### EXERCISE BRIEF
What follows is a set of records, each of which is to be written out exactly.

------------------------------

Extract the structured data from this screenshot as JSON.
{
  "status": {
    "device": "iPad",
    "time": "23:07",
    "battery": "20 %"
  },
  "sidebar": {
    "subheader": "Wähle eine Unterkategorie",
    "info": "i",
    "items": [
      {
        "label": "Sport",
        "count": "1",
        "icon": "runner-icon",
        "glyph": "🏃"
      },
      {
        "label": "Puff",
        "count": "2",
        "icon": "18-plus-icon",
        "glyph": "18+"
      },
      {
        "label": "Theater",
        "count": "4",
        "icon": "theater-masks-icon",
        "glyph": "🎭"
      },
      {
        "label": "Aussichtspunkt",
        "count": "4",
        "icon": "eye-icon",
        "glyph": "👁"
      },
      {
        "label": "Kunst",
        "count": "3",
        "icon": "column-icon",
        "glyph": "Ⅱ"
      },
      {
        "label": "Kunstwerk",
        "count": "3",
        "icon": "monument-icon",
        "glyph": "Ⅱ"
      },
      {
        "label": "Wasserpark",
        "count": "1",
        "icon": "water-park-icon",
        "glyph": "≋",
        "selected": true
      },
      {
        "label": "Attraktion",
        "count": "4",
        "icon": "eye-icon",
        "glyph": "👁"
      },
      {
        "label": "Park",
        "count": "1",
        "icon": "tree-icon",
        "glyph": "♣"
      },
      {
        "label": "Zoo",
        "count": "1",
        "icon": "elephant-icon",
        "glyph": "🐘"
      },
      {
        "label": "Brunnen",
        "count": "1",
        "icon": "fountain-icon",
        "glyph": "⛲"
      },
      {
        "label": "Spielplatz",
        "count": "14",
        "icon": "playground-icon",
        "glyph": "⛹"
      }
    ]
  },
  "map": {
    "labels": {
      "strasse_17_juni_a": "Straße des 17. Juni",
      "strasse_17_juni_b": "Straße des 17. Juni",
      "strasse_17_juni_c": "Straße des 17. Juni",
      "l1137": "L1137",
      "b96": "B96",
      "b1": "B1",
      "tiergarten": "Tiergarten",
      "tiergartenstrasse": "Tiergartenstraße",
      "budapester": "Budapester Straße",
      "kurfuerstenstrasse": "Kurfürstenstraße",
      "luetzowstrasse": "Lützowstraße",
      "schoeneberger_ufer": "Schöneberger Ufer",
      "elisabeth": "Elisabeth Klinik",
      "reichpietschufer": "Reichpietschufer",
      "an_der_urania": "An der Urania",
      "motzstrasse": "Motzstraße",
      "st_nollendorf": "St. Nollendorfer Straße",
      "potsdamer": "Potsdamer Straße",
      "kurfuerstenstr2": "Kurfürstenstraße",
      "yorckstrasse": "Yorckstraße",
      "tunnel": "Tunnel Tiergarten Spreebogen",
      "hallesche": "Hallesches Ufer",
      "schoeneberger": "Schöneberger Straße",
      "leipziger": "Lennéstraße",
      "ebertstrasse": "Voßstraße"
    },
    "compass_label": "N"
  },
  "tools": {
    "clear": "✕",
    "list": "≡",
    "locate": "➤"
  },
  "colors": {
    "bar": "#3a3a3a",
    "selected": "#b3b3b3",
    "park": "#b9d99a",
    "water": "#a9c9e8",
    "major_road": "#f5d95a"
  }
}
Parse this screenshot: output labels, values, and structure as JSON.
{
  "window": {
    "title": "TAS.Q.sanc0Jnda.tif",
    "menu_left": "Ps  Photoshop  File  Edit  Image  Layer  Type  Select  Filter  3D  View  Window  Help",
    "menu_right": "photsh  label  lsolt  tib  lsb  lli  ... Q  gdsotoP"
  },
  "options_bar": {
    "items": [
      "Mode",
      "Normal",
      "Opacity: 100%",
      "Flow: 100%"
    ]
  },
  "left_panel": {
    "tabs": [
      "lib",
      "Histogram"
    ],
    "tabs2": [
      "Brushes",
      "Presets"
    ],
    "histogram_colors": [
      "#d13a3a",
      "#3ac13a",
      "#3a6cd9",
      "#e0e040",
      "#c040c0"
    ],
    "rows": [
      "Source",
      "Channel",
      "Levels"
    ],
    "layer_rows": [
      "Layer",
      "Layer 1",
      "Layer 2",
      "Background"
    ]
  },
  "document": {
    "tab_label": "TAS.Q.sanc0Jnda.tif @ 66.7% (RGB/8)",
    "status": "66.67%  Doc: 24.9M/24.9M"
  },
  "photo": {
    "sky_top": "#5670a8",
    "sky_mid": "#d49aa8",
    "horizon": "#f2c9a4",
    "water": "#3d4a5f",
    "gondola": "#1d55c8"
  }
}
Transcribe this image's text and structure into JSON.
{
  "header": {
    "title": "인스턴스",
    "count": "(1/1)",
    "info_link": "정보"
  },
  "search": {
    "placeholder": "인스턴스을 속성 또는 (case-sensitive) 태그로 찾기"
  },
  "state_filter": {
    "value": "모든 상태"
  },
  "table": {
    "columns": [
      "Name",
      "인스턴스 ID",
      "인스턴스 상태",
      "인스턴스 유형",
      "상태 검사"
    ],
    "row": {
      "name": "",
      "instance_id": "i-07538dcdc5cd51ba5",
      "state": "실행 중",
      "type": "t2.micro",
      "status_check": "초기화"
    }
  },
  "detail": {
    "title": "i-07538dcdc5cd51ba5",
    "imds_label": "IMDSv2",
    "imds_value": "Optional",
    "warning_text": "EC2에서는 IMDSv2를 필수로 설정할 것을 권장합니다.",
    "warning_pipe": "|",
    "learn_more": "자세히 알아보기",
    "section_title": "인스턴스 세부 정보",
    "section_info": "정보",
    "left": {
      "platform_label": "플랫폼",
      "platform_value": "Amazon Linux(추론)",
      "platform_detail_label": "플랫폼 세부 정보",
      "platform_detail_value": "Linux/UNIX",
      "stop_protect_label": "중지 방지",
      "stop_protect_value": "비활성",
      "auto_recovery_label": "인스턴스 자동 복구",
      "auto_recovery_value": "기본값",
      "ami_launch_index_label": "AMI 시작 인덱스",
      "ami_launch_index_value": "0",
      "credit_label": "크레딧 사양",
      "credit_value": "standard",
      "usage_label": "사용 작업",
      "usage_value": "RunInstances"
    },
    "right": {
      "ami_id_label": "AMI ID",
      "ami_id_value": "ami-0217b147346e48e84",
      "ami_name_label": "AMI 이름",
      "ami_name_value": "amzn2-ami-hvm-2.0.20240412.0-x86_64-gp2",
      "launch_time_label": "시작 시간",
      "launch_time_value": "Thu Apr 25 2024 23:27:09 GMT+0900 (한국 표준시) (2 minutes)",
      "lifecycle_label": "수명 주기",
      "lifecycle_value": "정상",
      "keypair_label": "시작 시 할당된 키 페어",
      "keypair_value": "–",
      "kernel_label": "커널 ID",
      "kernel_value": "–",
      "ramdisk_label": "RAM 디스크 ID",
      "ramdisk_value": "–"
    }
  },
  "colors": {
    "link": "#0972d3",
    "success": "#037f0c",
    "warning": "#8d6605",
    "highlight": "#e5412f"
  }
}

------------------------------

### COMPLETED EXERCISE
Extract the structured data from this screenshot as JSON.
{
  "status": {
    "device": "iPad",
    "time": "23:07",
    "battery": "20 %"
  },
  "sidebar": {
    "subheader": "Wähle eine Unterkategorie",
    "info": "i",
    "items": [
      {
        "label": "Sport",
        "count": "1",
        "icon": "runner-icon",
        "glyph": "🏃"
      },
      {
        "label": "Puff",
        "count": "2",
        "icon": "18-plus-icon",
        "glyph": "18+"
      },
      {
        "label": "Theater",
        "count": "4",
        "icon": "theater-masks-icon",
        "glyph": "🎭"
      },
      {
        "label": "Aussichtspunkt",
        "count": "4",
        "icon": "eye-icon",
        "glyph": "👁"
      },
      {
        "label": "Kunst",
        "count": "3",
        "icon": "column-icon",
        "glyph": "Ⅱ"
      },
      {
        "label": "Kunstwerk",
        "count": "3",
        "icon": "monument-icon",
        "glyph": "Ⅱ"
      },
      {
        "label": "Wasserpark",
        "count": "1",
        "icon": "water-park-icon",
        "glyph": "≋",
        "selected": true
      },
      {
        "label": "Attraktion",
        "count": "4",
        "icon": "eye-icon",
        "glyph": "👁"
      },
      {
        "label": "Park",
        "count": "1",
        "icon": "tree-icon",
        "glyph": "♣"
      },
      {
        "label": "Zoo",
        "count": "1",
        "icon": "elephant-icon",
        "glyph": "🐘"
      },
      {
        "label": "Brunnen",
        "count": "1",
        "icon": "fountain-icon",
        "glyph": "⛲"
      },
      {
        "label": "Spielplatz",
        "count": "14",
        "icon": "playground-icon",
        "glyph": "⛹"
      }
    ]
  },
  "map": {
    "labels": {
      "strasse_17_juni_a": "Straße des 17. Juni",
      "strasse_17_juni_b": "Straße des 17. Juni",
      "strasse_17_juni_c": "Straße des 17. Juni",
      "l1137": "L1137",
      "b96": "B96",
      "b1": "B1",
      "tiergarten": "Tiergarten",
      "tiergartenstrasse": "Tiergartenstraße",
      "budapester": "Budapester Straße",
      "kurfuerstenstrasse": "Kurfürstenstraße",
      "luetzowstrasse": "Lützowstraße",
      "schoeneberger_ufer": "Schöneberger Ufer",
      "elisabeth": "Elisabeth Klinik",
      "reichpietschufer": "Reichpietschufer",
      "an_der_urania": "An der Urania",
      "motzstrasse": "Motzstraße",
      "st_nollendorf": "St. Nollendorfer Straße",
      "potsdamer": "Potsdamer Straße",
      "kurfuerstenstr2": "Kurfürstenstraße",
      "yorckstrasse": "Yorckstraße",
      "tunnel": "Tunnel Tiergarten Spreebogen",
      "hallesche": "Hallesches Ufer",
      "schoeneberger": "Schöneberger Straße",
      "leipziger": "Lennéstraße",
      "ebertstrasse": "Voßstraße"
    },
    "compass_label": "N"
  },
  "tools": {
    "clear": "✕",
    "list": "≡",
    "locate": "➤"
  },
  "colors": {
    "bar": "#3a3a3a",
    "selected": "#b3b3b3",
    "park": "#b9d99a",
    "water": "#a9c9e8",
    "major_road": "#f5d95a"
  }
}
Parse this screenshot: output labels, values, and structure as JSON.
{
  "window": {
    "title": "TAS.Q.sanc0Jnda.tif",
    "menu_left": "Ps  Photoshop  File  Edit  Image  Layer  Type  Select  Filter  3D  View  Window  Help",
    "menu_right": "photsh  label  lsolt  tib  lsb  lli  ... Q  gdsotoP"
  },
  "options_bar": {
    "items": [
      "Mode",
      "Normal",
      "Opacity: 100%",
      "Flow: 100%"
    ]
  },
  "left_panel": {
    "tabs": [
      "lib",
      "Histogram"
    ],
    "tabs2": [
      "Brushes",
      "Presets"
    ],
    "histogram_colors": [
      "#d13a3a",
      "#3ac13a",
      "#3a6cd9",
      "#e0e040",
      "#c040c0"
    ],
    "rows": [
      "Source",
      "Channel",
      "Levels"
    ],
    "layer_rows": [
      "Layer",
      "Layer 1",
      "Layer 2",
      "Background"
    ]
  },
  "document": {
    "tab_label": "TAS.Q.sanc0Jnda.tif @ 66.7% (RGB/8)",
    "status": "66.67%  Doc: 24.9M/24.9M"
  },
  "photo": {
    "sky_top": "#5670a8",
    "sky_mid": "#d49aa8",
    "horizon": "#f2c9a4",
    "water": "#3d4a5f",
    "gondola": "#1d55c8"
  }
}
Transcribe this image's text and structure into JSON.
{
  "header": {
    "title": "인스턴스",
    "count": "(1/1)",
    "info_link": "정보"
  },
  "search": {
    "placeholder": "인스턴스을 속성 또는 (case-sensitive) 태그로 찾기"
  },
  "state_filter": {
    "value": "모든 상태"
  },
  "table": {
    "columns": [
      "Name",
      "인스턴스 ID",
      "인스턴스 상태",
      "인스턴스 유형",
      "상태 검사"
    ],
    "row": {
      "name": "",
      "instance_id": "i-07538dcdc5cd51ba5",
      "state": "실행 중",
      "type": "t2.micro",
      "status_check": "초기화"
    }
  },
  "detail": {
    "title": "i-07538dcdc5cd51ba5",
    "imds_label": "IMDSv2",
    "imds_value": "Optional",
    "warning_text": "EC2에서는 IMDSv2를 필수로 설정할 것을 권장합니다.",
    "warning_pipe": "|",
    "learn_more": "자세히 알아보기",
    "section_title": "인스턴스 세부 정보",
    "section_info": "정보",
    "left": {
      "platform_label": "플랫폼",
      "platform_value": "Amazon Linux(추론)",
      "platform_detail_label": "플랫폼 세부 정보",
      "platform_detail_value": "Linux/UNIX",
      "stop_protect_label": "중지 방지",
      "stop_protect_value": "비활성",
      "auto_recovery_label": "인스턴스 자동 복구",
      "auto_recovery_value": "기본값",
      "ami_launch_index_label": "AMI 시작 인덱스",
      "ami_launch_index_value": "0",
      "credit_label": "크레딧 사양",
      "credit_value": "standard",
      "usage_label": "사용 작업",
      "usage_value": "RunInstances"
    },
    "right": {
      "ami_id_label": "AMI ID",
      "ami_id_value": "ami-0217b147346e48e84",
      "ami_name_label": "AMI 이름",
      "ami_name_value": "amzn2-ami-hvm-2.0.20240412.0-x86_64-gp2",
      "launch_time_label": "시작 시간",
      "launch_time_value": "Thu Apr 25 2024 23:27:09 GMT+0900 (한국 표준시) (2 minutes)",
      "lifecycle_label": "수명 주기",
      "lifecycle_value": "정상",
      "keypair_label": "시작 시 할당된 키 페어",
      "keypair_value": "–",
      "kernel_label": "커널 ID",
      "kernel_value": "–",
      "ramdisk_label": "RAM 디스크 ID",
      "ramdisk_value": "–"
    }
  },
  "colors": {
    "link": "#0972d3",
    "success": "#037f0c",
    "warning": "#8d6605",
    "highlight": "#e5412f"
  }
}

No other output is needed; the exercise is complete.